>> BEGIN RECORD EXCERPTS
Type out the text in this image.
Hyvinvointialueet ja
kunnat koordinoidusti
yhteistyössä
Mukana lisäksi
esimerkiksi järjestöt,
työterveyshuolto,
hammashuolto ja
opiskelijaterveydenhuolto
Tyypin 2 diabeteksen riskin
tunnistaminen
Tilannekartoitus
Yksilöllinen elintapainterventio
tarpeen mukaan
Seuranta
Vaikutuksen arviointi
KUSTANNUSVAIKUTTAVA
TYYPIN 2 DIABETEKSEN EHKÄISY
>> END RECORD EXCERPTS
→ **TASK PROMPT**: All of the data must be returned exactly.

→ **FULL OUTPUT**:
Type out the text in this image.
Hyvinvointialueet ja
kunnat koordinoidusti
yhteistyössä
Mukana lisäksi
esimerkiksi järjestöt,
työterveyshuolto,
hammashuolto ja
opiskelijaterveydenhuolto
Tyypin 2 diabeteksen riskin
tunnistaminen
Tilannekartoitus
Yksilöllinen elintapainterventio
tarpeen mukaan
Seuranta
Vaikutuksen arviointi
KUSTANNUSVAIKUTTAVA
TYYPIN 2 DIABETEKSEN EHKÄISY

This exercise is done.